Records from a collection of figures
______

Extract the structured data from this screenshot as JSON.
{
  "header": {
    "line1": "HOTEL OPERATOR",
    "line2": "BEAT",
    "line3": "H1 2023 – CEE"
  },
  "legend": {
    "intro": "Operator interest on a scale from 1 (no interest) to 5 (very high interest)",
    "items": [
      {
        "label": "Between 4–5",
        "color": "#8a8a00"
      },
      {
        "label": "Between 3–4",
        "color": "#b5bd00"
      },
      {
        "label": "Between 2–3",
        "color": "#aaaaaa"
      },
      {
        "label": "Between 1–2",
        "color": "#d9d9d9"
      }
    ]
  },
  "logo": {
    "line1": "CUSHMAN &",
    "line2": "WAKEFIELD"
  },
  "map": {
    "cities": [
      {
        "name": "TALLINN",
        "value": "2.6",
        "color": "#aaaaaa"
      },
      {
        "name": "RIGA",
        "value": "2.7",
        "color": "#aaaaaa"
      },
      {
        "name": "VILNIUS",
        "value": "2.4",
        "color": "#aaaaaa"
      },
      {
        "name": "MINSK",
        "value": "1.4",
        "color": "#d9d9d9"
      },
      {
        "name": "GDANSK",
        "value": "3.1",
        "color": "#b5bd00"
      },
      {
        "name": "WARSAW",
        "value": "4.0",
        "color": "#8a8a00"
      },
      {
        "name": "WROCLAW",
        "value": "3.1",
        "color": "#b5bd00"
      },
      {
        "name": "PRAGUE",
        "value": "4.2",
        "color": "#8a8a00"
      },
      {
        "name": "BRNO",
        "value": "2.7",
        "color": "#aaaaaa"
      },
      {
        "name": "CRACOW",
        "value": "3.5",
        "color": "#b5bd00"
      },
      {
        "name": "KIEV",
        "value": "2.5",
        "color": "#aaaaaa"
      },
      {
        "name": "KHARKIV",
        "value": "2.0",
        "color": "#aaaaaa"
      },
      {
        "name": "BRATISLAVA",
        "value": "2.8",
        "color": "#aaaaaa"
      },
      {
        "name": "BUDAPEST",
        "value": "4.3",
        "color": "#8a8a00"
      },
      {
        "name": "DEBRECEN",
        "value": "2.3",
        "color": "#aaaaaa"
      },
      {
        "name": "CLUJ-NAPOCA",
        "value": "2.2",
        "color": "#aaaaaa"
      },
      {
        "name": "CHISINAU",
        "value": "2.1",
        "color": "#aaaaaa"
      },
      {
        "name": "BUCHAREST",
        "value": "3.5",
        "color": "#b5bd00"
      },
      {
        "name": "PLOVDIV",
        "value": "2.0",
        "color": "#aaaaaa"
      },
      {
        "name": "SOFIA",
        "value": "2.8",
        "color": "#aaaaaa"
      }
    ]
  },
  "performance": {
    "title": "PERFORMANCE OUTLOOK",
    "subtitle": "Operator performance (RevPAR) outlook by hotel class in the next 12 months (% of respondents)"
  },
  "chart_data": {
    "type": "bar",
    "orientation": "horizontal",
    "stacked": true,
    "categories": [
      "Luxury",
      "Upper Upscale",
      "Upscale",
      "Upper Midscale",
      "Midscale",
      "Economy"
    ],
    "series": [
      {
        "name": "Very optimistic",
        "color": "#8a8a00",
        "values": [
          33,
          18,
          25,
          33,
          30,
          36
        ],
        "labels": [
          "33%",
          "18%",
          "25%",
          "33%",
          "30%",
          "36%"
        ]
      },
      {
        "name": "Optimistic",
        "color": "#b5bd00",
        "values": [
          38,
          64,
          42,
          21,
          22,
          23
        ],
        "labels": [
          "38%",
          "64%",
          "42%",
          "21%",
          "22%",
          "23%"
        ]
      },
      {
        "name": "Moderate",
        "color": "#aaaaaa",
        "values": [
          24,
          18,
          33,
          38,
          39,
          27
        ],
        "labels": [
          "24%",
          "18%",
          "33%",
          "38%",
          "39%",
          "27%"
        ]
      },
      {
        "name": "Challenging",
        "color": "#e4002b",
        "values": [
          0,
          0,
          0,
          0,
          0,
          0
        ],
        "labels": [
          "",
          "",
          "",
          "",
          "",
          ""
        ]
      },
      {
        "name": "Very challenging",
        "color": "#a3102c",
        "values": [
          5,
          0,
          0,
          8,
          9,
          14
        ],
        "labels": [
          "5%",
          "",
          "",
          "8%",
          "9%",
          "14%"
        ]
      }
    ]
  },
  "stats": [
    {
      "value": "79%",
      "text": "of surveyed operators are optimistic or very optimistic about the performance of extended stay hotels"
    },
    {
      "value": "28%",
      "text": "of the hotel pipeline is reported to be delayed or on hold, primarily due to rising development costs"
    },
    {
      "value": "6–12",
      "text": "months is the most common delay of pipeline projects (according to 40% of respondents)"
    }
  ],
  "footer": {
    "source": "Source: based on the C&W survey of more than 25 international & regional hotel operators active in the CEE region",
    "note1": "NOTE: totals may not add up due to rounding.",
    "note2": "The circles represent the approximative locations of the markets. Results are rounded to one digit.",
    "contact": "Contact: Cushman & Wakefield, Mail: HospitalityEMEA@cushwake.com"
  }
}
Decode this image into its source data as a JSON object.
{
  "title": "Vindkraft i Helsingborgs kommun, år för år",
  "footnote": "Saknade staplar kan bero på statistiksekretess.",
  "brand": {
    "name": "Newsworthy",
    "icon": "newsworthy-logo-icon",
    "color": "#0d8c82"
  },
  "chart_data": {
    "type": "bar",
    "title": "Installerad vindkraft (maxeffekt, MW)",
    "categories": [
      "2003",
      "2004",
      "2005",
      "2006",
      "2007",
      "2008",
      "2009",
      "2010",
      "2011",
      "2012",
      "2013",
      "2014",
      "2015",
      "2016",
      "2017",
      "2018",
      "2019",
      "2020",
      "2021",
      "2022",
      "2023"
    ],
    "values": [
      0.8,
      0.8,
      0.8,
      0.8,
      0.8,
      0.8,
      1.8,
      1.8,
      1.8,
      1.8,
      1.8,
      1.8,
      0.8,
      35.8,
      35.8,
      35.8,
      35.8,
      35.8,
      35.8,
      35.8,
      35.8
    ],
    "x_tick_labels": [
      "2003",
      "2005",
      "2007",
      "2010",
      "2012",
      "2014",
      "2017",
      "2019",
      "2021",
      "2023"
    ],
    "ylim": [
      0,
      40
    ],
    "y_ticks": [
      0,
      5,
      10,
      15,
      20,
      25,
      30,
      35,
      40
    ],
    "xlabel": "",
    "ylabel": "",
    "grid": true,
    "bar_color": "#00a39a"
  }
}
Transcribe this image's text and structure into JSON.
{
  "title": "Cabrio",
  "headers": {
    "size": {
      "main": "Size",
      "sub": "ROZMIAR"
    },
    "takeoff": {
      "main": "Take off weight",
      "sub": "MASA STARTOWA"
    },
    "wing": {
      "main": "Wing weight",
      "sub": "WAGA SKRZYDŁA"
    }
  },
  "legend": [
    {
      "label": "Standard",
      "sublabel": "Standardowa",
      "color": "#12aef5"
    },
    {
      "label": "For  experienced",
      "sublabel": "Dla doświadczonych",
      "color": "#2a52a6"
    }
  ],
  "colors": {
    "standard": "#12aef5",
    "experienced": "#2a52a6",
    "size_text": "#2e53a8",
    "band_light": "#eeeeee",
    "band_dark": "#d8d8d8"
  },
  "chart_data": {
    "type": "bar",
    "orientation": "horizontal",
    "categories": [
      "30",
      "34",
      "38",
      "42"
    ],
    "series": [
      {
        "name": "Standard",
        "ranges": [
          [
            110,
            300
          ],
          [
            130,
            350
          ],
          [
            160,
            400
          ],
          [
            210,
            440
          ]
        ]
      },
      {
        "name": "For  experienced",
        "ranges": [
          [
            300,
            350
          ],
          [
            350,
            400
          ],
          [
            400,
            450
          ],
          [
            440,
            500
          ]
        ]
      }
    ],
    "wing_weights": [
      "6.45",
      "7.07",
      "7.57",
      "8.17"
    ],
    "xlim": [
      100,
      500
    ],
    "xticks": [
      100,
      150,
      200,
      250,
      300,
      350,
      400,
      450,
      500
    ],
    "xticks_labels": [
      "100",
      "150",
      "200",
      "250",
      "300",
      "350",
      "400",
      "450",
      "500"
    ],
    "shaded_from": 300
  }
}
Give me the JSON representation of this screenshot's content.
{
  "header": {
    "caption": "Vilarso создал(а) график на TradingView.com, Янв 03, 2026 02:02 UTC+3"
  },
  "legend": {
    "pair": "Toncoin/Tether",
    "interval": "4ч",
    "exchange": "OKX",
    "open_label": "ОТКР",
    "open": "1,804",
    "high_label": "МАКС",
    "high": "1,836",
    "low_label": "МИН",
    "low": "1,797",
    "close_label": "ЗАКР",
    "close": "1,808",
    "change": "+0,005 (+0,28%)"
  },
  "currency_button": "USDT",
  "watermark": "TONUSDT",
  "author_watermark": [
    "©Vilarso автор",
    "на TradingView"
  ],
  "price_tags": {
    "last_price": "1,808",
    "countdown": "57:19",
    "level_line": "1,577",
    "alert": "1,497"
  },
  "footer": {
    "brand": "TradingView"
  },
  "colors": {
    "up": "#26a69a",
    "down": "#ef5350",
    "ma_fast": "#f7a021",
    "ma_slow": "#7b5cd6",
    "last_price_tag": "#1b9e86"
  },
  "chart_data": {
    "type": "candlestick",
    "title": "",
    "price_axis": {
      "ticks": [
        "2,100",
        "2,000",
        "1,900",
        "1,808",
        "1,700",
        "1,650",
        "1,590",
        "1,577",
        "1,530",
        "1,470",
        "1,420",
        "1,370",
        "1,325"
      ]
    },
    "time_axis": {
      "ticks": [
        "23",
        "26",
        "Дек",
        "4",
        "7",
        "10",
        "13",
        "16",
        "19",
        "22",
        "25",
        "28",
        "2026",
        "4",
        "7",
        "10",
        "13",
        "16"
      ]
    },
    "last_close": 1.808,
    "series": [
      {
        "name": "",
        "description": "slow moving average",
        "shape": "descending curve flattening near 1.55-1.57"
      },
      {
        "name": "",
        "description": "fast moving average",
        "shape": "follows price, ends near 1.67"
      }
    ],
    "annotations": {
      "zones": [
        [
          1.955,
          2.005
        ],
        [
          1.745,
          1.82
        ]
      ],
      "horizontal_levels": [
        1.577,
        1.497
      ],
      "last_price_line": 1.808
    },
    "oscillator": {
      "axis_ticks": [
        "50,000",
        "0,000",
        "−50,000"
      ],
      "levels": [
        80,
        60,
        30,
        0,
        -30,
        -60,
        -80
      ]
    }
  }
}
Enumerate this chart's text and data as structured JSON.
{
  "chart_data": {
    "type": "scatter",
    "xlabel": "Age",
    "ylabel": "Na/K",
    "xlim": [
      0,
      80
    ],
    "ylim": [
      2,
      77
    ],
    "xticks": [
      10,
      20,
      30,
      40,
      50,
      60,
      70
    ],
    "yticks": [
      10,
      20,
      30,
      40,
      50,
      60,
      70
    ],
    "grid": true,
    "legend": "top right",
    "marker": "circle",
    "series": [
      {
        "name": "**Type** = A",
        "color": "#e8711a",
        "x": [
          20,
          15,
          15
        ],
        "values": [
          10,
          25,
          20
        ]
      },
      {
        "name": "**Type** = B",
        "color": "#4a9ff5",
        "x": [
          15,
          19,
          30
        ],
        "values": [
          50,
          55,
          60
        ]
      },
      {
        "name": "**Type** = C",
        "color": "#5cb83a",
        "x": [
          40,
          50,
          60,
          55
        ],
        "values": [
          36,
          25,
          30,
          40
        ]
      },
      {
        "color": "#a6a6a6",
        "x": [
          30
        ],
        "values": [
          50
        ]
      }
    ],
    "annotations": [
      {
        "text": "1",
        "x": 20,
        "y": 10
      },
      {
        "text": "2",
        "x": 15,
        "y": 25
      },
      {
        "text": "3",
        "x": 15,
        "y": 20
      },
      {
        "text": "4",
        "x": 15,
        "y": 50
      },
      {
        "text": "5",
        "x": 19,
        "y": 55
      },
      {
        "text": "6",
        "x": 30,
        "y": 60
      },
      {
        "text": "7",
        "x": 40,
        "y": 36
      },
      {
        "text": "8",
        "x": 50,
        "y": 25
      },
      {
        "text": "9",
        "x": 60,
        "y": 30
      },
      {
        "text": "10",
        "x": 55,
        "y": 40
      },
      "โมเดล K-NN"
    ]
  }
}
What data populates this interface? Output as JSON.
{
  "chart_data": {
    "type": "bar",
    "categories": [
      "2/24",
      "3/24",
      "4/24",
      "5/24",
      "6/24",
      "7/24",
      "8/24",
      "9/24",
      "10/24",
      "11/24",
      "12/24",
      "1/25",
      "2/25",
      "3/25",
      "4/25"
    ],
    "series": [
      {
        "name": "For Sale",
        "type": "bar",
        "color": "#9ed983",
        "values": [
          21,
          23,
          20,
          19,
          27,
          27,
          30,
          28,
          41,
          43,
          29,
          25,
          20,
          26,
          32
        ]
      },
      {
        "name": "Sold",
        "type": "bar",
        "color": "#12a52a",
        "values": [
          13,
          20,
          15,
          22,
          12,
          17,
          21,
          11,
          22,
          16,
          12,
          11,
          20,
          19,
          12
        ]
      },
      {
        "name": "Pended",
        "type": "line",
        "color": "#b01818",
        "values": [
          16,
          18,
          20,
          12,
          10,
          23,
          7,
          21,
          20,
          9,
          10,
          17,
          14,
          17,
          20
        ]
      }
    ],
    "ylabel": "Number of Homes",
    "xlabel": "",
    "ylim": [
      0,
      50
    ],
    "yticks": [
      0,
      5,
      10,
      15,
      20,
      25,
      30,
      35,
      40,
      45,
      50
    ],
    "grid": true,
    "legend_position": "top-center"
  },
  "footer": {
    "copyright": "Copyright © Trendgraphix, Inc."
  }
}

______

TASK STATEMENT: Identify the lines of the entries containing the string "moving". Copy each such line.

COMPLETED EXERCISE:
        "description": "slow moving average",
        "description": "fast moving average",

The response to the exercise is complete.